◆ **STATED GOAL**
Reproduce the material word for word; the images stay out.

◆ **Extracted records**
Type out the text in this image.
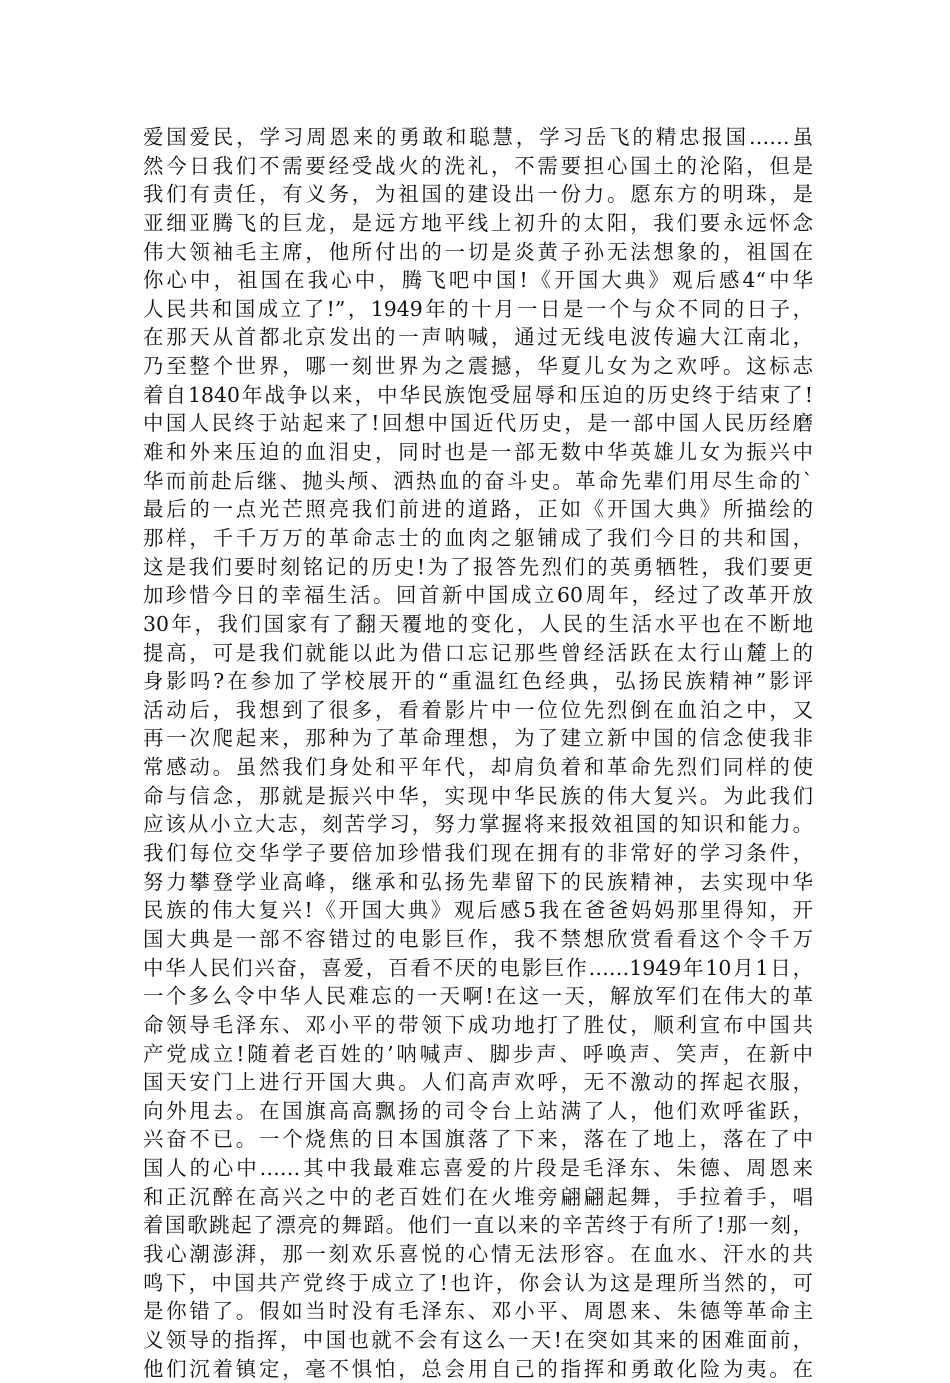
爱国爱民，学习周恩来的勇敢和聪慧，学习岳飞的精忠报国……虽
然今日我们不需要经受战火的洗礼，不需要担心国土的沦陷，但是
我们有责任，有义务，为祖国的建设出一份力。愿东方的明珠，是
亚细亚腾飞的巨龙，是远方地平线上初升的太阳，我们要永远怀念
伟大领袖毛主席，他所付出的一切是炎黄子孙无法想象的，祖国在
你心中，祖国在我心中，腾飞吧中国!《开国大典》观后感4“中华
人民共和国成立了!”，1949年的十月一日是一个与众不同的日子，
在那天从首都北京发出的一声呐喊，通过无线电波传遍大江南北，
乃至整个世界，哪一刻世界为之震撼，华夏儿女为之欢呼。这标志
着自1840年战争以来，中华民族饱受屈辱和压迫的历史终于结束了!
中国人民终于站起来了!回想中国近代历史，是一部中国人民历经磨
难和外来压迫的血泪史，同时也是一部无数中华英雄儿女为振兴中
华而前赴后继、抛头颅、洒热血的奋斗史。革命先辈们用尽生命的`
最后的一点光芒照亮我们前进的道路，正如《开国大典》所描绘的
那样，千千万万的革命志士的血肉之躯铺成了我们今日的共和国，
这是我们要时刻铭记的历史!为了报答先烈们的英勇牺牲，我们要更
加珍惜今日的幸福生活。回首新中国成立60周年，经过了改革开放
30年，我们国家有了翻天覆地的变化，人民的生活水平也在不断地
提高，可是我们就能以此为借口忘记那些曾经活跃在太行山麓上的
身影吗?在参加了学校展开的“重温红色经典，弘扬民族精神”影评
活动后，我想到了很多，看着影片中一位位先烈倒在血泊之中，又
再一次爬起来，那种为了革命理想，为了建立新中国的信念使我非
常感动。虽然我们身处和平年代，却肩负着和革命先烈们同样的使
命与信念，那就是振兴中华，实现中华民族的伟大复兴。为此我们
应该从小立大志，刻苦学习，努力掌握将来报效祖国的知识和能力。
我们每位交华学子要倍加珍惜我们现在拥有的非常好的学习条件，
努力攀登学业高峰，继承和弘扬先辈留下的民族精神，去实现中华
民族的伟大复兴!《开国大典》观后感5我在爸爸妈妈那里得知，开
国大典是一部不容错过的电影巨作，我不禁想欣赏看看这个令千万
中华人民们兴奋，喜爱，百看不厌的电影巨作……1949年10月1日，
一个多么令中华人民难忘的一天啊!在这一天，解放军们在伟大的革
命领导毛泽东、邓小平的带领下成功地打了胜仗，顺利宣布中国共
产党成立!随着老百姓的’呐喊声、脚步声、呼唤声、笑声，在新中
国天安门上进行开国大典。人们高声欢呼，无不激动的挥起衣服，
向外甩去。在国旗高高飘扬的司令台上站满了人，他们欢呼雀跃，
兴奋不已。一个烧焦的日本国旗落了下来，落在了地上，落在了中
国人的心中……其中我最难忘喜爱的片段是毛泽东、朱德、周恩来
和正沉醉在高兴之中的老百姓们在火堆旁翩翩起舞，手拉着手，唱
着国歌跳起了漂亮的舞蹈。他们一直以来的辛苦终于有所了!那一刻，
我心潮澎湃，那一刻欢乐喜悦的心情无法形容。在血水、汗水的共
鸣下，中国共产党终于成立了!也许，你会认为这是理所当然的，可
是你错了。假如当时没有毛泽东、邓小平、周恩来、朱德等革命主
义领导的指挥，中国也就不会有这么一天!在突如其来的困难面前，
他们沉着镇定，毫不惧怕，总会用自己的指挥和勇敢化险为夷。在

◆ **TASK RESULT**
Type out the text in this image.
爱国爱民，学习周恩来的勇敢和聪慧，学习岳飞的精忠报国……虽
然今日我们不需要经受战火的洗礼，不需要担心国土的沦陷，但是
我们有责任，有义务，为祖国的建设出一份力。愿东方的明珠，是
亚细亚腾飞的巨龙，是远方地平线上初升的太阳，我们要永远怀念
伟大领袖毛主席，他所付出的一切是炎黄子孙无法想象的，祖国在
你心中，祖国在我心中，腾飞吧中国!《开国大典》观后感4“中华
人民共和国成立了!”，1949年的十月一日是一个与众不同的日子，
在那天从首都北京发出的一声呐喊，通过无线电波传遍大江南北，
乃至整个世界，哪一刻世界为之震撼，华夏儿女为之欢呼。这标志
着自1840年战争以来，中华民族饱受屈辱和压迫的历史终于结束了!
中国人民终于站起来了!回想中国近代历史，是一部中国人民历经磨
难和外来压迫的血泪史，同时也是一部无数中华英雄儿女为振兴中
华而前赴后继、抛头颅、洒热血的奋斗史。革命先辈们用尽生命的`
最后的一点光芒照亮我们前进的道路，正如《开国大典》所描绘的
那样，千千万万的革命志士的血肉之躯铺成了我们今日的共和国，
这是我们要时刻铭记的历史!为了报答先烈们的英勇牺牲，我们要更
加珍惜今日的幸福生活。回首新中国成立60周年，经过了改革开放
30年，我们国家有了翻天覆地的变化，人民的生活水平也在不断地
提高，可是我们就能以此为借口忘记那些曾经活跃在太行山麓上的
身影吗?在参加了学校展开的“重温红色经典，弘扬民族精神”影评
活动后，我想到了很多，看着影片中一位位先烈倒在血泊之中，又
再一次爬起来，那种为了革命理想，为了建立新中国的信念使我非
常感动。虽然我们身处和平年代，却肩负着和革命先烈们同样的使
命与信念，那就是振兴中华，实现中华民族的伟大复兴。为此我们
应该从小立大志，刻苦学习，努力掌握将来报效祖国的知识和能力。
我们每位交华学子要倍加珍惜我们现在拥有的非常好的学习条件，
努力攀登学业高峰，继承和弘扬先辈留下的民族精神，去实现中华
民族的伟大复兴!《开国大典》观后感5我在爸爸妈妈那里得知，开
国大典是一部不容错过的电影巨作，我不禁想欣赏看看这个令千万
中华人民们兴奋，喜爱，百看不厌的电影巨作……1949年10月1日，
一个多么令中华人民难忘的一天啊!在这一天，解放军们在伟大的革
命领导毛泽东、邓小平的带领下成功地打了胜仗，顺利宣布中国共
产党成立!随着老百姓的’呐喊声、脚步声、呼唤声、笑声，在新中
国天安门上进行开国大典。人们高声欢呼，无不激动的挥起衣服，
向外甩去。在国旗高高飘扬的司令台上站满了人，他们欢呼雀跃，
兴奋不已。一个烧焦的日本国旗落了下来，落在了地上，落在了中
国人的心中……其中我最难忘喜爱的片段是毛泽东、朱德、周恩来
和正沉醉在高兴之中的老百姓们在火堆旁翩翩起舞，手拉着手，唱
着国歌跳起了漂亮的舞蹈。他们一直以来的辛苦终于有所了!那一刻，
我心潮澎湃，那一刻欢乐喜悦的心情无法形容。在血水、汗水的共
鸣下，中国共产党终于成立了!也许，你会认为这是理所当然的，可
是你错了。假如当时没有毛泽东、邓小平、周恩来、朱德等革命主
义领导的指挥，中国也就不会有这么一天!在突如其来的困难面前，
他们沉着镇定，毫不惧怕，总会用自己的指挥和勇敢化险为夷。在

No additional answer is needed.